▶ _PASSAGE_:
By Adam McArthur General Manager Community Futures Capital Region
For small businesses that are just getting their feet wet, there can be a tendency to try to carry the load of running their operation entirely on one set of shoulders: their own.
This may be viewed as a necessity, however it is not ideal.
There are risks-both obvious and unforeseen-to having a single person stretch themselves too thin.
An obvious risk is increased stress. An abundance of risk can contribute to poor decisions being made. The stress is a result of being under prepared for the challenges that need to be met.
An unforeseen risk is one that will bring an undesired outcome that you are unaware of or not equipped to detect. Entrepreneurs are often adding risk to their business by not being versed with the basics of sound bookkeeping practices that often do not emerge as a problem until detected by a professional.
What can we do?
Experienced business owners know that well trained employees are key-92% responded as such.
But you are just starting out and do not even have the staff to train.
That leaves one person to need training: yourself. You have been working in your business but it might be time to work on your business. One part of working on your business is to assess what you are doing well and what you need to do better.
In rural communities there are an increasing number of ways to take in training and development opportunities. You may feel most comfortable with taking in an Online Course or Webinar from the comfort of your home. This is an option for many clients that feel that they are too pressed for time to attend an in-person event.
Others Entrepreneurs may be able to fit in a learning opportunity over the lunch hour at an event being put on by their local Community Futures or Chamber of Commerce. This is a reasonable way to both network with potential clients and learn about key information related to the topic of the day. It is a quick and inexpensive way to gage it is a topic you need to pursue in an in-depth approach.
Additionally, there are often ½ day, full day or longer learning opportunities that are able to expand on topics that you are looking to learn about to apply to your business plan. These are also an opportunity to build your network and pursue business opportunities.

▶ _WHAT YOU NEED TO DO_:
**A)** In the passage on small business training, rewrite the portion from "Experienced business owners" up to and including "staff to train.", substituting "workers" for "employees".
**B)** According to the passage on small business training, what percentage of experienced business owners responded that well trained employees are key?

Spatial annotation entries
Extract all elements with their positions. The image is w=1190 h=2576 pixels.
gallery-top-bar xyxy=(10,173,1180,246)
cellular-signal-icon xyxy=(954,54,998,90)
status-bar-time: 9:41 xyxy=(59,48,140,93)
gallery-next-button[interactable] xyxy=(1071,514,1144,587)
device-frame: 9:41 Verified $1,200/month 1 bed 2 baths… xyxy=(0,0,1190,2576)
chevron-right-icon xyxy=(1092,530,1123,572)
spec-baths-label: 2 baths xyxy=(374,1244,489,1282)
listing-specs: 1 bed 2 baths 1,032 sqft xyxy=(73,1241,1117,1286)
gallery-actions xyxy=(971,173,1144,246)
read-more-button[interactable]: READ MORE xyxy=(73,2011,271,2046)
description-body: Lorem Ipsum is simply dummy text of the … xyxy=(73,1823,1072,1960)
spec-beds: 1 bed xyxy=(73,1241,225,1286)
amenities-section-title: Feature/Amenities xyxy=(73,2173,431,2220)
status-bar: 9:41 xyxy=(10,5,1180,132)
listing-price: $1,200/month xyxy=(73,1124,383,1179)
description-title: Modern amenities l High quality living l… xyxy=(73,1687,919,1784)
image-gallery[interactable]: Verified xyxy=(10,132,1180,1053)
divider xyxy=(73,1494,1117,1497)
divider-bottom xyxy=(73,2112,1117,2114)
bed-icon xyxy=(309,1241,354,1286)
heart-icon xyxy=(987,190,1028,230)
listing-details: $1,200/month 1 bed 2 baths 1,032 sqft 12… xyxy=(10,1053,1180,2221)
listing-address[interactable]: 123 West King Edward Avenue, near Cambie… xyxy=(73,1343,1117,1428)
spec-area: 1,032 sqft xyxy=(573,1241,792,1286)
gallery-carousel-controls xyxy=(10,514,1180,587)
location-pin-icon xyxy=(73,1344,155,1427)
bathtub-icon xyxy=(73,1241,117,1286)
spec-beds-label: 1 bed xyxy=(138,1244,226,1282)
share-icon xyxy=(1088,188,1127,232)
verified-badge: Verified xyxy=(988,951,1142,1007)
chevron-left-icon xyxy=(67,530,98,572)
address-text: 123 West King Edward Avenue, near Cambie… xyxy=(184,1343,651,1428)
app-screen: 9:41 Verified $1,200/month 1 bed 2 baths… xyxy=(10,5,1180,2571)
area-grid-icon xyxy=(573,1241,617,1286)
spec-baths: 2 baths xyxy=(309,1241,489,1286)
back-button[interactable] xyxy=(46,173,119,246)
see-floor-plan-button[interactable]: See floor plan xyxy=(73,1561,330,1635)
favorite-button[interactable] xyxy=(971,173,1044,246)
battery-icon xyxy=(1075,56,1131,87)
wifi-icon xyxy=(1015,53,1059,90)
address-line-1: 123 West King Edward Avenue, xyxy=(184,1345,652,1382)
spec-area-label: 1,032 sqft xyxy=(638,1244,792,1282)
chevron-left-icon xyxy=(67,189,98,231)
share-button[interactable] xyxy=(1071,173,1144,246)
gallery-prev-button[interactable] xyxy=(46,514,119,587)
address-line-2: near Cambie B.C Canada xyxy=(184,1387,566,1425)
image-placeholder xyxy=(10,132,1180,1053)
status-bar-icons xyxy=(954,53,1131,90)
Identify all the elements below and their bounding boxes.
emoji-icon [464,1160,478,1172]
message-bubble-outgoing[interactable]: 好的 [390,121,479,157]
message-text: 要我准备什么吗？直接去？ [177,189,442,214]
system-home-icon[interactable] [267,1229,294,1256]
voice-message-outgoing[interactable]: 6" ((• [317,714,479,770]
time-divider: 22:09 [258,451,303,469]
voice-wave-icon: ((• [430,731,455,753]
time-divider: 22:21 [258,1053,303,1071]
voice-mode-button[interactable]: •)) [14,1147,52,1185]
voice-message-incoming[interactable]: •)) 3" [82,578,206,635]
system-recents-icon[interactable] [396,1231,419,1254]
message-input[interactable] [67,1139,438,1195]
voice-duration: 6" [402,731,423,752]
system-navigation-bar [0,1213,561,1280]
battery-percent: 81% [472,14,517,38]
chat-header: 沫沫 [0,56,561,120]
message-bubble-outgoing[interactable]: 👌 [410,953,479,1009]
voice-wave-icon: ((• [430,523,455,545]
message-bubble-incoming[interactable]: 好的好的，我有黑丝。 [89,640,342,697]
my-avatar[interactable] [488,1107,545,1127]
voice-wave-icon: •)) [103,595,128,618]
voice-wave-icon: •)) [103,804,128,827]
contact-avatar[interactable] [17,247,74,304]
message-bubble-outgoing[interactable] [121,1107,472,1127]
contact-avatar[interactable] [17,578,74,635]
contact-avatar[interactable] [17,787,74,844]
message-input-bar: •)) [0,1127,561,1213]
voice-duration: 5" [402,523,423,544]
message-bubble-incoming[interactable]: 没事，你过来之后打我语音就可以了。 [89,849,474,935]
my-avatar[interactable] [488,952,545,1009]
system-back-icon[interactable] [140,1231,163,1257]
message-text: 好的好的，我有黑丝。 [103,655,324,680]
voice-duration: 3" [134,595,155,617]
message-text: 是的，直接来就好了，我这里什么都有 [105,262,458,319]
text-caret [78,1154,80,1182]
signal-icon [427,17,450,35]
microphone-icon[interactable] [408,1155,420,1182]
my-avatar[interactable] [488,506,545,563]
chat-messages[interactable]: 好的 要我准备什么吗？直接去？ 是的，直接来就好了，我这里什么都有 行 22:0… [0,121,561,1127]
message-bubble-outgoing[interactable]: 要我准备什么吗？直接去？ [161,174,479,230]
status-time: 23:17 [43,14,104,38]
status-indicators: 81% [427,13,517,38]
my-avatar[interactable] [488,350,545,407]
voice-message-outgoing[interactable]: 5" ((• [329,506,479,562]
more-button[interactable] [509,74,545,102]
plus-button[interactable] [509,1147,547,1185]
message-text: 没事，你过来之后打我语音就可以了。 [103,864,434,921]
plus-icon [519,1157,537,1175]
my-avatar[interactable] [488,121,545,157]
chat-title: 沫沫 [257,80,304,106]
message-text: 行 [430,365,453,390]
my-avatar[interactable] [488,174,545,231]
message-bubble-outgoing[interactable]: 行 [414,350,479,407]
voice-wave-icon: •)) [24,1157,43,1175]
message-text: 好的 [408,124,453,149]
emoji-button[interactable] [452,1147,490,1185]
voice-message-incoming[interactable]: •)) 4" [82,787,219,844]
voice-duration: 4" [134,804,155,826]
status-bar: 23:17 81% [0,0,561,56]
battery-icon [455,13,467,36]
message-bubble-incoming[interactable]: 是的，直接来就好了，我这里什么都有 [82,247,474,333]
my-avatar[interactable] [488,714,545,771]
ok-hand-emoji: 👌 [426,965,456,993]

▶ _OUTPUTS_:
**A)**
Experienced business owners know that well trained workers are key-92% responded as such.
But you are just starting out and do not even have the staff to train.

**B)** 92%